Set problem
Transcribe every line of the listing below without any deviation.

Figure data in JSON:
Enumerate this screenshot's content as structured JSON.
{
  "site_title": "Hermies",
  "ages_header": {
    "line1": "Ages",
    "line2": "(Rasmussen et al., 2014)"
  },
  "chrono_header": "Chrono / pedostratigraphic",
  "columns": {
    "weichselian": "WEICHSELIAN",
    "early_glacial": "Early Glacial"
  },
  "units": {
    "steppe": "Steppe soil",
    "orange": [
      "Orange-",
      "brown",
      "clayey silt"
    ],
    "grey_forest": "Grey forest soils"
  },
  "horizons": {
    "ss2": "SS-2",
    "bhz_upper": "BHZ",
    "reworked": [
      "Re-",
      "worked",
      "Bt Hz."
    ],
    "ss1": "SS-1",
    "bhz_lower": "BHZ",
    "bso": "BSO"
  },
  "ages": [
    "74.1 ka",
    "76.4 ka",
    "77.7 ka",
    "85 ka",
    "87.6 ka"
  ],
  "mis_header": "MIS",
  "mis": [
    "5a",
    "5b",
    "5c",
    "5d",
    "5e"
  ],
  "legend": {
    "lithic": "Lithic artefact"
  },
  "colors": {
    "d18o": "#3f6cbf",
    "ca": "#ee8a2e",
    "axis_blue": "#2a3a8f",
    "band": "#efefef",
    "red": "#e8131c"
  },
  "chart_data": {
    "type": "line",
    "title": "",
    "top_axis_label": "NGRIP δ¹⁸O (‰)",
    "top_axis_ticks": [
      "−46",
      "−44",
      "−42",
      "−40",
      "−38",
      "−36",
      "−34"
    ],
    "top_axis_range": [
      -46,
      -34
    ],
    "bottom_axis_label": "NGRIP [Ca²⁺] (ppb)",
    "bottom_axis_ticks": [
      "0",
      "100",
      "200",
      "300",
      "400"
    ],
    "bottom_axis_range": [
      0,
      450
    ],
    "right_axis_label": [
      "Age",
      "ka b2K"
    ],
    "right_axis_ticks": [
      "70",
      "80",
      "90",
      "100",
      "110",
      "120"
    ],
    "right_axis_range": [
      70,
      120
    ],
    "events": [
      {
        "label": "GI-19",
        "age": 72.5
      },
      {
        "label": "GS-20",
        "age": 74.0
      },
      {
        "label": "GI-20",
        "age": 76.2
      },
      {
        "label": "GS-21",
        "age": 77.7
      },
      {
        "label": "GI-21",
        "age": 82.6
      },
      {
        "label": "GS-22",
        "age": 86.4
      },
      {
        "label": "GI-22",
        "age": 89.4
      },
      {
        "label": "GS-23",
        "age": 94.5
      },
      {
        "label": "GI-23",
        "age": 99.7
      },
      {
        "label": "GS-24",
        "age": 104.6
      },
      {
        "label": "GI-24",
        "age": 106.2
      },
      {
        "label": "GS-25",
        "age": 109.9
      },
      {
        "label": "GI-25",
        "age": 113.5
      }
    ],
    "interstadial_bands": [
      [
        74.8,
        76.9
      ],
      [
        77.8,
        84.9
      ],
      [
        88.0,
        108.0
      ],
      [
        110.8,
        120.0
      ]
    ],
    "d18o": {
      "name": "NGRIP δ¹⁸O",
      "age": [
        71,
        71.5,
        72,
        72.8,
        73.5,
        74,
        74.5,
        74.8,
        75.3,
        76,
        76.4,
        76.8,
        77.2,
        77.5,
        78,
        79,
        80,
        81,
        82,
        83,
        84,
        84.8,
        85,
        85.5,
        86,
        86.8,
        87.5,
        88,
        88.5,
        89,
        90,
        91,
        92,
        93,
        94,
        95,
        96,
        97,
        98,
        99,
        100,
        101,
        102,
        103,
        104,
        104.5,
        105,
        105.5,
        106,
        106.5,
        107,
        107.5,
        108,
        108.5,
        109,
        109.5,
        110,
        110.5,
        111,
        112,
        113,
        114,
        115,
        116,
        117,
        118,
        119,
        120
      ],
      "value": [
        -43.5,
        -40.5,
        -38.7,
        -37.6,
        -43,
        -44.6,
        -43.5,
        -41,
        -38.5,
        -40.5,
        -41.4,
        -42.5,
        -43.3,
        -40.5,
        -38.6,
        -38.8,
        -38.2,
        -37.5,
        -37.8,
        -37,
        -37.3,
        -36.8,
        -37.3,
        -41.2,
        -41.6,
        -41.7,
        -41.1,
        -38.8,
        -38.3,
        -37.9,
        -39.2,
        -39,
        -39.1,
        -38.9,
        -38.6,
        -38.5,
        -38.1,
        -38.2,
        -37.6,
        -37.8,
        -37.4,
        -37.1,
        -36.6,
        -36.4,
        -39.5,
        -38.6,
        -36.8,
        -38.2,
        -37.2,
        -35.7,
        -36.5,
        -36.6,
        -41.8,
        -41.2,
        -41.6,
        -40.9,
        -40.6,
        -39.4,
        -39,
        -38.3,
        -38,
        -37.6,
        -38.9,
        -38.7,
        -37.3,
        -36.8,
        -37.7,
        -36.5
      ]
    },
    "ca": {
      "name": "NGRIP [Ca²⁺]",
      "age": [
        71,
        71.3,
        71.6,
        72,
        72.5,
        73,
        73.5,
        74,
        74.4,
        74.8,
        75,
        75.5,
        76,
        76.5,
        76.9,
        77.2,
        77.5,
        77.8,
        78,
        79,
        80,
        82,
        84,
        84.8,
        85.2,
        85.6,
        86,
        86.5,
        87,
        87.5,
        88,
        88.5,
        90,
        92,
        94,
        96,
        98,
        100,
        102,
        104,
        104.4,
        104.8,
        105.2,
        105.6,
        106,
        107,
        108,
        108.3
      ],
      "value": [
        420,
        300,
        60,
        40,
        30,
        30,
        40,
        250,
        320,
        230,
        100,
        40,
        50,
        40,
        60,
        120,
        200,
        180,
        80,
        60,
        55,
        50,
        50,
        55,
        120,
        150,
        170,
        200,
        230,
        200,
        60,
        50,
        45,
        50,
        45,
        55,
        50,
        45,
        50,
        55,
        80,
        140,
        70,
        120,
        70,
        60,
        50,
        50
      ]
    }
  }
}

Result of this task
Enumerate this screenshot's content as structured JSON.
{
  "site_title": "Hermies",
  "ages_header": {
    "line1": "Ages",
    "line2": "(Rasmussen et al., 2014)"
  },
  "chrono_header": "Chrono / pedostratigraphic",
  "columns": {
    "weichselian": "WEICHSELIAN",
    "early_glacial": "Early Glacial"
  },
  "units": {
    "steppe": "Steppe soil",
    "orange": [
      "Orange-",
      "brown",
      "clayey silt"
    ],
    "grey_forest": "Grey forest soils"
  },
  "horizons": {
    "ss2": "SS-2",
    "bhz_upper": "BHZ",
    "reworked": [
      "Re-",
      "worked",
      "Bt Hz."
    ],
    "ss1": "SS-1",
    "bhz_lower": "BHZ",
    "bso": "BSO"
  },
  "ages": [
    "74.1 ka",
    "76.4 ka",
    "77.7 ka",
    "85 ka",
    "87.6 ka"
  ],
  "mis_header": "MIS",
  "mis": [
    "5a",
    "5b",
    "5c",
    "5d",
    "5e"
  ],
  "legend": {
    "lithic": "Lithic artefact"
  },
  "colors": {
    "d18o": "#3f6cbf",
    "ca": "#ee8a2e",
    "axis_blue": "#2a3a8f",
    "band": "#efefef",
    "red": "#e8131c"
  },
  "chart_data": {
    "type": "line",
    "title": "",
    "top_axis_label": "NGRIP δ¹⁸O (‰)",
    "top_axis_ticks": [
      "−46",
      "−44",
      "−42",
      "−40",
      "−38",
      "−36",
      "−34"
    ],
    "top_axis_range": [
      -46,
      -34
    ],
    "bottom_axis_label": "NGRIP [Ca²⁺] (ppb)",
    "bottom_axis_ticks": [
      "0",
      "100",
      "200",
      "300",
      "400"
    ],
    "bottom_axis_range": [
      0,
      450
    ],
    "right_axis_label": [
      "Age",
      "ka b2K"
    ],
    "right_axis_ticks": [
      "70",
      "80",
      "90",
      "100",
      "110",
      "120"
    ],
    "right_axis_range": [
      70,
      120
    ],
    "events": [
      {
        "label": "GI-19",
        "age": 72.5
      },
      {
        "label": "GS-20",
        "age": 74.0
      },
      {
        "label": "GI-20",
        "age": 76.2
      },
      {
        "label": "GS-21",
        "age": 77.7
      },
      {
        "label": "GI-21",
        "age": 82.6
      },
      {
        "label": "GS-22",
        "age": 86.4
      },
      {
        "label": "GI-22",
        "age": 89.4
      },
      {
        "label": "GS-23",
        "age": 94.5
      },
      {
        "label": "GI-23",
        "age": 99.7
      },
      {
        "label": "GS-24",
        "age": 104.6
      },
      {
        "label": "GI-24",
        "age": 106.2
      },
      {
        "label": "GS-25",
        "age": 109.9
      },
      {
        "label": "GI-25",
        "age": 113.5
      }
    ],
    "interstadial_bands": [
      [
        74.8,
        76.9
      ],
      [
        77.8,
        84.9
      ],
      [
        88.0,
        108.0
      ],
      [
        110.8,
        120.0
      ]
    ],
    "d18o": {
      "name": "NGRIP δ¹⁸O",
      "age": [
        71,
        71.5,
        72,
        72.8,
        73.5,
        74,
        74.5,
        74.8,
        75.3,
        76,
        76.4,
        76.8,
        77.2,
        77.5,
        78,
        79,
        80,
        81,
        82,
        83,
        84,
        84.8,
        85,
        85.5,
        86,
        86.8,
        87.5,
        88,
        88.5,
        89,
        90,
        91,
        92,
        93,
        94,
        95,
        96,
        97,
        98,
        99,
        100,
        101,
        102,
        103,
        104,
        104.5,
        105,
        105.5,
        106,
        106.5,
        107,
        107.5,
        108,
        108.5,
        109,
        109.5,
        110,
        110.5,
        111,
        112,
        113,
        114,
        115,
        116,
        117,
        118,
        119,
        120
      ],
      "value": [
        -43.5,
        -40.5,
        -38.7,
        -37.6,
        -43,
        -44.6,
        -43.5,
        -41,
        -38.5,
        -40.5,
        -41.4,
        -42.5,
        -43.3,
        -40.5,
        -38.6,
        -38.8,
        -38.2,
        -37.5,
        -37.8,
        -37,
        -37.3,
        -36.8,
        -37.3,
        -41.2,
        -41.6,
        -41.7,
        -41.1,
        -38.8,
        -38.3,
        -37.9,
        -39.2,
        -39,
        -39.1,
        -38.9,
        -38.6,
        -38.5,
        -38.1,
        -38.2,
        -37.6,
        -37.8,
        -37.4,
        -37.1,
        -36.6,
        -36.4,
        -39.5,
        -38.6,
        -36.8,
        -38.2,
        -37.2,
        -35.7,
        -36.5,
        -36.6,
        -41.8,
        -41.2,
        -41.6,
        -40.9,
        -40.6,
        -39.4,
        -39,
        -38.3,
        -38,
        -37.6,
        -38.9,
        -38.7,
        -37.3,
        -36.8,
        -37.7,
        -36.5
      ]
    },
    "ca": {
      "name": "NGRIP [Ca²⁺]",
      "age": [
        71,
        71.3,
        71.6,
        72,
        72.5,
        73,
        73.5,
        74,
        74.4,
        74.8,
        75,
        75.5,
        76,
        76.5,
        76.9,
        77.2,
        77.5,
        77.8,
        78,
        79,
        80,
        82,
        84,
        84.8,
        85.2,
        85.6,
        86,
        86.5,
        87,
        87.5,
        88,
        88.5,
        90,
        92,
        94,
        96,
        98,
        100,
        102,
        104,
        104.4,
        104.8,
        105.2,
        105.6,
        106,
        107,
        108,
        108.3
      ],
      "value": [
        420,
        300,
        60,
        40,
        30,
        30,
        40,
        250,
        320,
        230,
        100,
        40,
        50,
        40,
        60,
        120,
        200,
        180,
        80,
        60,
        55,
        50,
        50,
        55,
        120,
        150,
        170,
        200,
        230,
        200,
        60,
        50,
        45,
        50,
        45,
        55,
        50,
        45,
        50,
        55,
        80,
        140,
        70,
        120,
        70,
        60,
        50,
        50
      ]
    }
  }
}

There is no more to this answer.